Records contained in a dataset

────

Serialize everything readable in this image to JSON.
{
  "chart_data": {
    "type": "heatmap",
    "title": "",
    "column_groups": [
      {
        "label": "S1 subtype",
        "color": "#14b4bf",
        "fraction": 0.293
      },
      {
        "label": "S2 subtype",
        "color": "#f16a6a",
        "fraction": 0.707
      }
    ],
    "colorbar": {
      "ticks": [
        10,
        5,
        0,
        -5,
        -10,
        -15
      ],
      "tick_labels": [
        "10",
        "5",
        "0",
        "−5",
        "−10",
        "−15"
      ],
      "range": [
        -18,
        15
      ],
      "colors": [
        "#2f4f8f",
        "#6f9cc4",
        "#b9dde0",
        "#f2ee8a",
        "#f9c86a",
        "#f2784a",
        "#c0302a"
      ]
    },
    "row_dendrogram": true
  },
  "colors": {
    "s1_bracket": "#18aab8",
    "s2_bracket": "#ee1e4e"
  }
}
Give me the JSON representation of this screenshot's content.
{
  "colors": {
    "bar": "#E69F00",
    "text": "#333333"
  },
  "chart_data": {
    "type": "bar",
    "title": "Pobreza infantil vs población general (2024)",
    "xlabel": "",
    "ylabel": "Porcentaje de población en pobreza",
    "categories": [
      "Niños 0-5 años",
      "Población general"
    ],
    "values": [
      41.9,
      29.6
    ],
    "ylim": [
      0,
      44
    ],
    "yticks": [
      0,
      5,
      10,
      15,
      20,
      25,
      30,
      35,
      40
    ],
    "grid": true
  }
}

────

#### SHORT EXERCISE:
Copy every line of the data that holds the string "JSON".

#### SOLUTION TO THIS PROBLEM:
Serialize everything readable in this image to JSON.
Give me the JSON representation of this screenshot's content.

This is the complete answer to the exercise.